** start of Passage **

I also asked whole group questions about the class salt-water tank. Creatures were gotten from U.C.S.B. Marine Institute and observed over a two -week period. Students asked questions asked about pysrositis in whole group discussion. They not only observed pyrosistis under the microscope, but they also took a test tube home of pyrosistis to observe with their families. This was an opportunity for an extensive observation as some pyrosistis were still alive after more than a month. Lastly, I recorded the five student case studies of questioning in life sciences, including alginate beads, pyrosistis, and sea tank.
In the small group discussions, 80% of the questions were evidential. The range on whole group evidential questions was from 57% for questions on pyrosistis to the 80% on alginate beads. The total number of evidential questions asked for physical and life science was 64%. In the individual case studies, both case study one (ELL student), case study two, (gifted and talented education student,) and case three study (speech and language student) asked 64% evidential questions. In case study four (resource specialist student), the student asked 53% evidential questions. Case study five (bilingual, gifted and talented education student) asked 83% evidential questions.

** end of Passage **
** start of Material **

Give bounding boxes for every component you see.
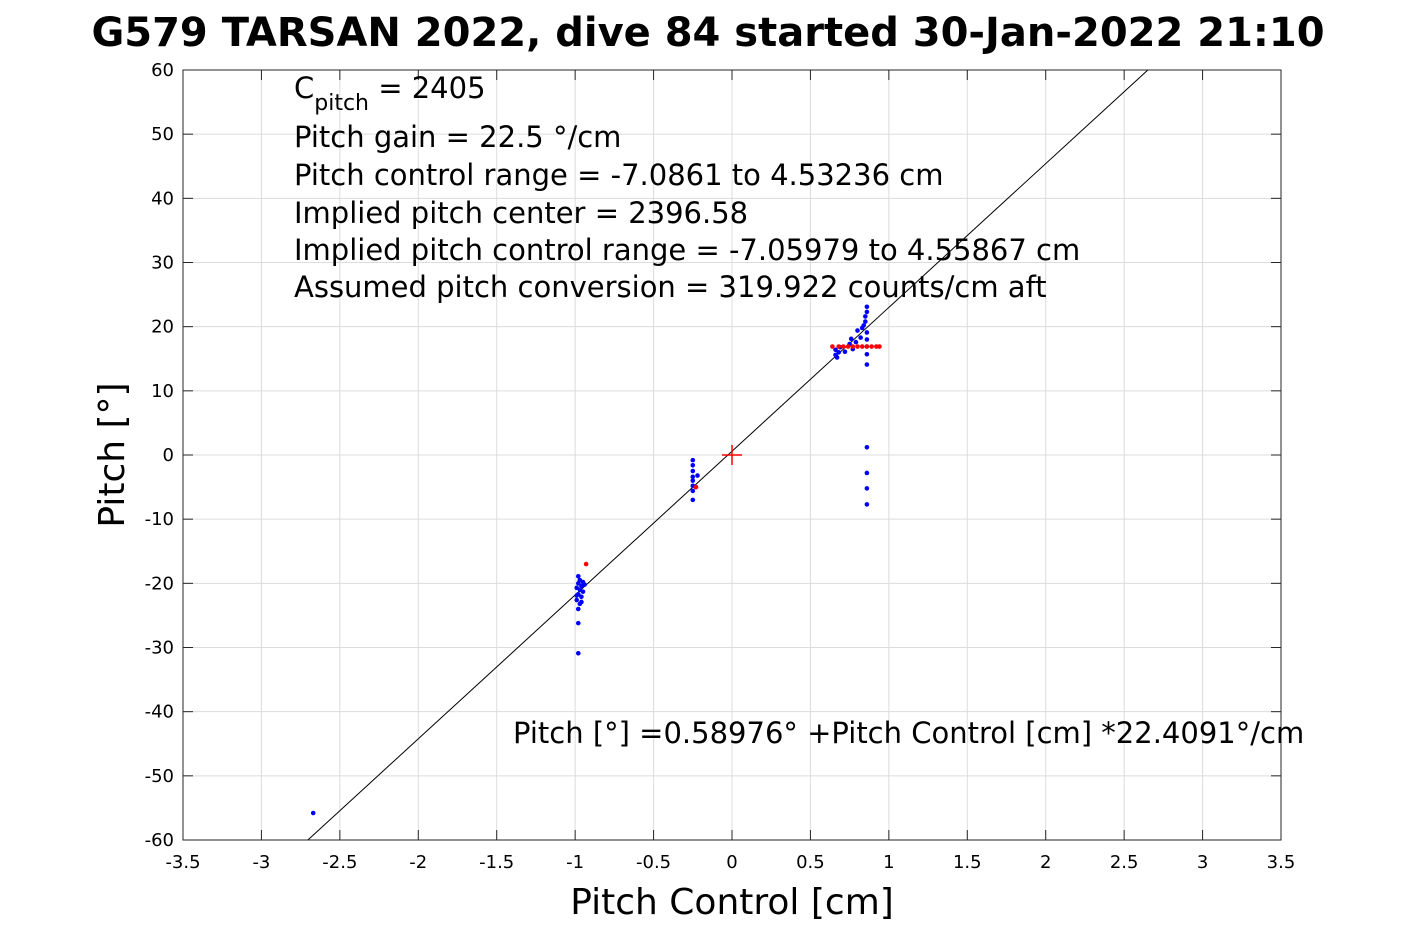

** end of Material **

Task description
In the passage on classroom questioning, what percentage of evidential questions did the student in case study five ask? The material that comes after the passage is separate from it.

Output
83%